## WHAT TO DO
Provide nothing beyond the count of lines that include the string "Представители".

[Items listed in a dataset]
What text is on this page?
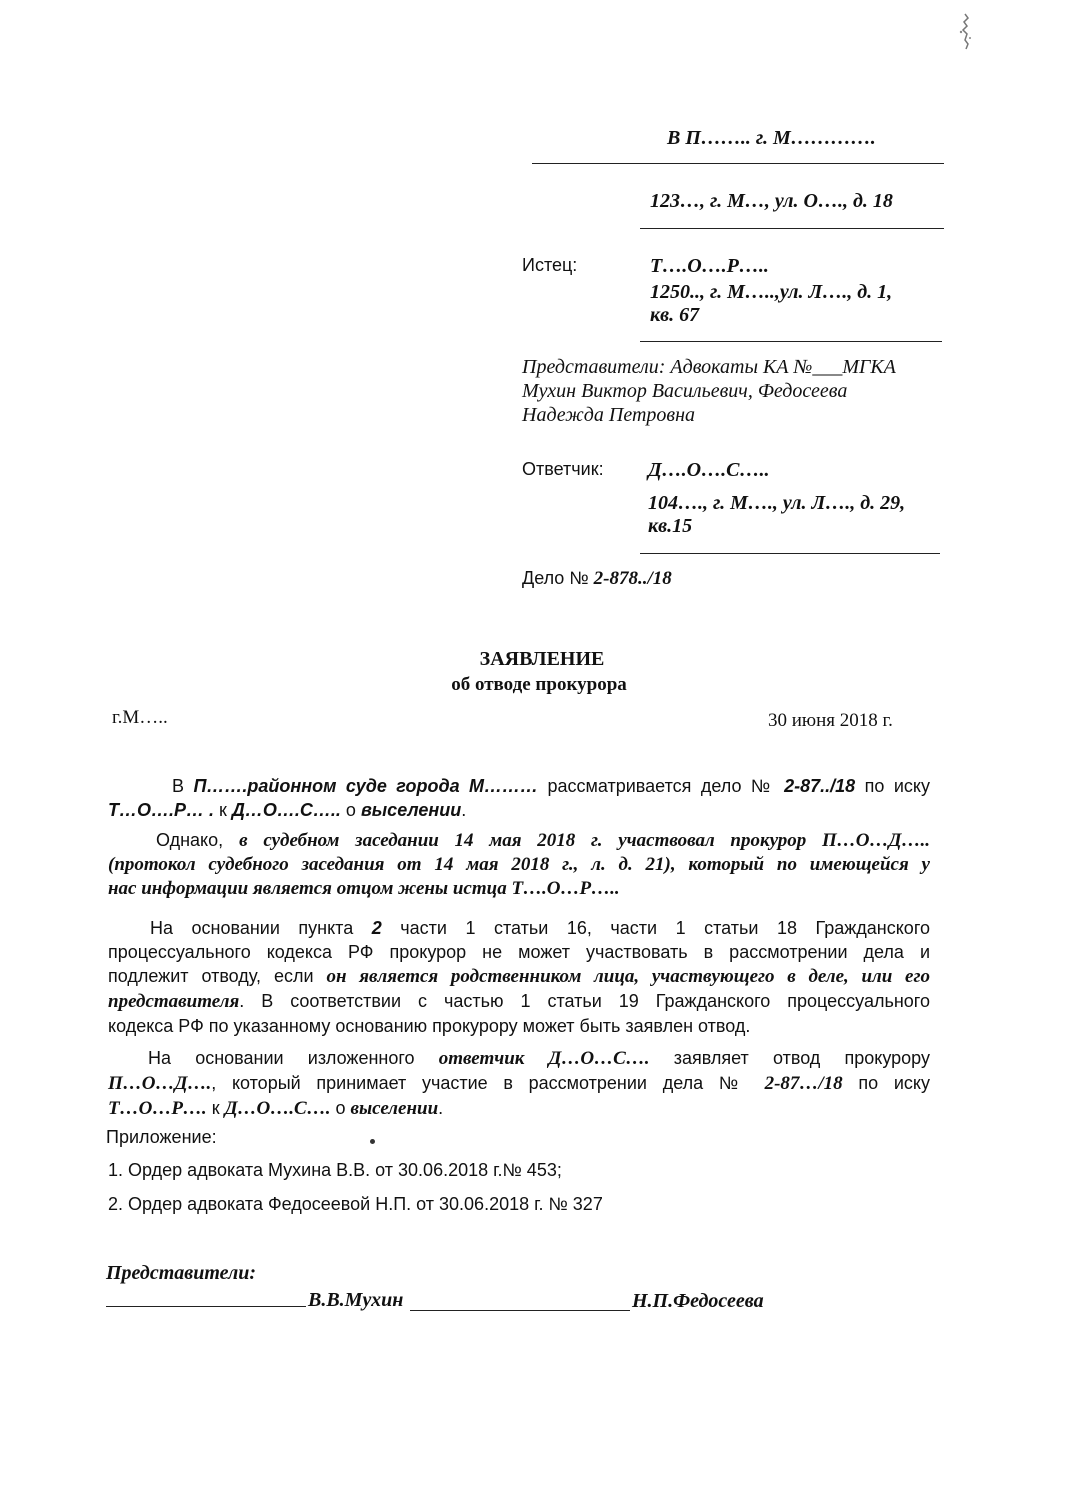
В П…….. г. М………….
123…, г. М…, ул. О…., д. 18
Истец:	Т….О….Р…..
1250.., г. М…..,ул. Л…., д. 1,
кв. 67
Представители: Адвокаты КА №___МГКА
Мухин Виктор Васильевич, Федосеева
Надежда Петровна
Ответчик: Д….О….С…..
104…., г. М…., ул. Л…., д. 29,
кв.15
Дело № 2-878../18
ЗАЯВЛЕНИЕ
об отводе прокурора
г.М…..	30 июня 2018 г.
В П…….районном суде города М……… рассматривается дело № 2-87../18 по иску
Т…О….Р… . к Д…О….С….. о выселении.
Однако, в судебном заседании 14 мая 2018 г. участвовал прокурор П…О…Д…..
(протокол судебного заседания от 14 мая 2018 г., л. д. 21), который по имеющейся у
нас информации является отцом жены истца Т….О…Р…..
На основании пункта 2 части 1 статьи 16, части 1 статьи 18 Гражданского
процессуального кодекса РФ прокурор не может участвовать в рассмотрении дела и
подлежит отводу, если он является родственником лица, участвующего в деле, или его
представителя. В соответствии с частью 1 статьи 19 Гражданского процессуального
кодекса РФ по указанному основанию прокурору может быть заявлен отвод.
На основании изложенного ответчик Д…О…С…. заявляет отвод прокурору
П…О…Д…., который принимает участие в рассмотрении дела № 2-87…/18 по иску
Т…О…Р…. к Д…О….С…. о выселении.
Приложение:
1. Ордер адвоката Мухина В.В. от 30.06.2018 г.№ 453;
2. Ордер адвоката Федосеевой Н.П. от 30.06.2018 г. № 327
Представители:
В.В.Мухин	Н.П.Федосеева
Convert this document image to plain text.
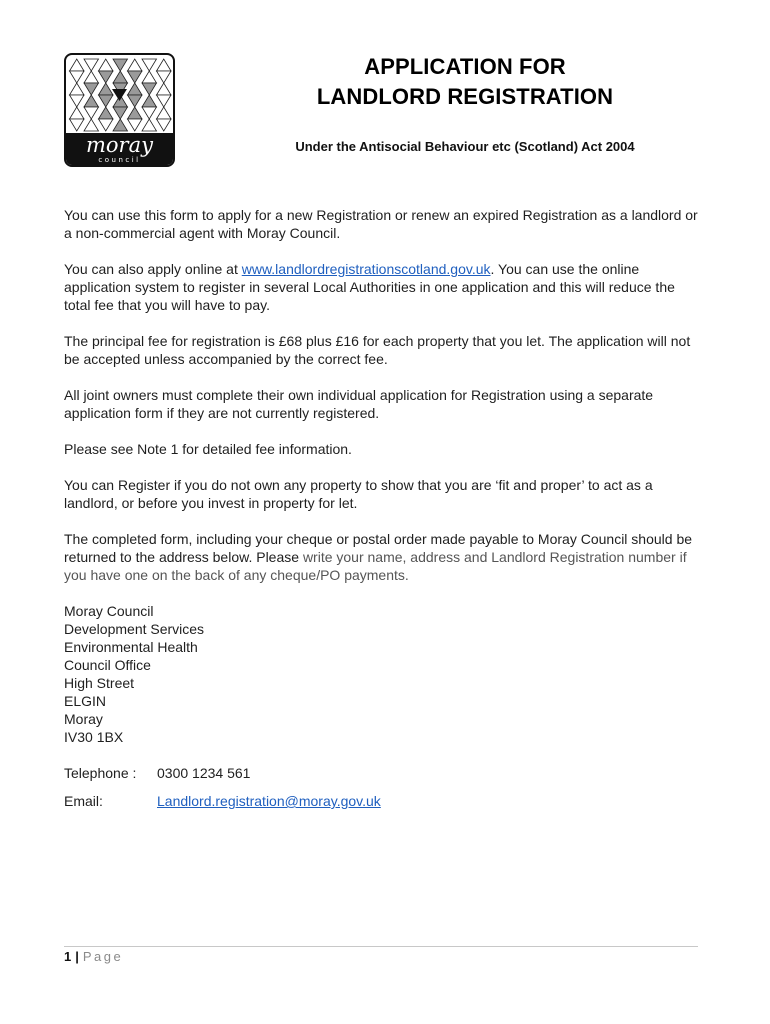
moray
council
APPLICATION FOR
LANDLORD REGISTRATION
Under the Antisocial Behaviour etc (Scotland) Act 2004

You can use this form to apply for a new Registration or renew an expired Registration as a landlord or a non-commercial agent with Moray Council.

You can also apply online at www.landlordregistrationscotland.gov.uk. You can use the online application system to register in several Local Authorities in one application and this will reduce the total fee that you will have to pay.

The principal fee for registration is £68 plus £16 for each property that you let. The application will not be accepted unless accompanied by the correct fee.

All joint owners must complete their own individual application for Registration using a separate application form if they are not currently registered.

Please see Note 1 for detailed fee information.

You can Register if you do not own any property to show that you are ‘fit and proper’ to act as a landlord, or before you invest in property for let.

The completed form, including your cheque or postal order made payable to Moray Council should be returned to the address below. Please write your name, address and Landlord Registration number if you have one on the back of any cheque/PO payments.

Moray Council
Development Services
Environmental Health
Council Office
High Street
ELGIN
Moray
IV30 1BX
Telephone :	0300 1234 561
Email:	Landlord.registration@moray.gov.uk
1 | Page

## THE RESPONSE
2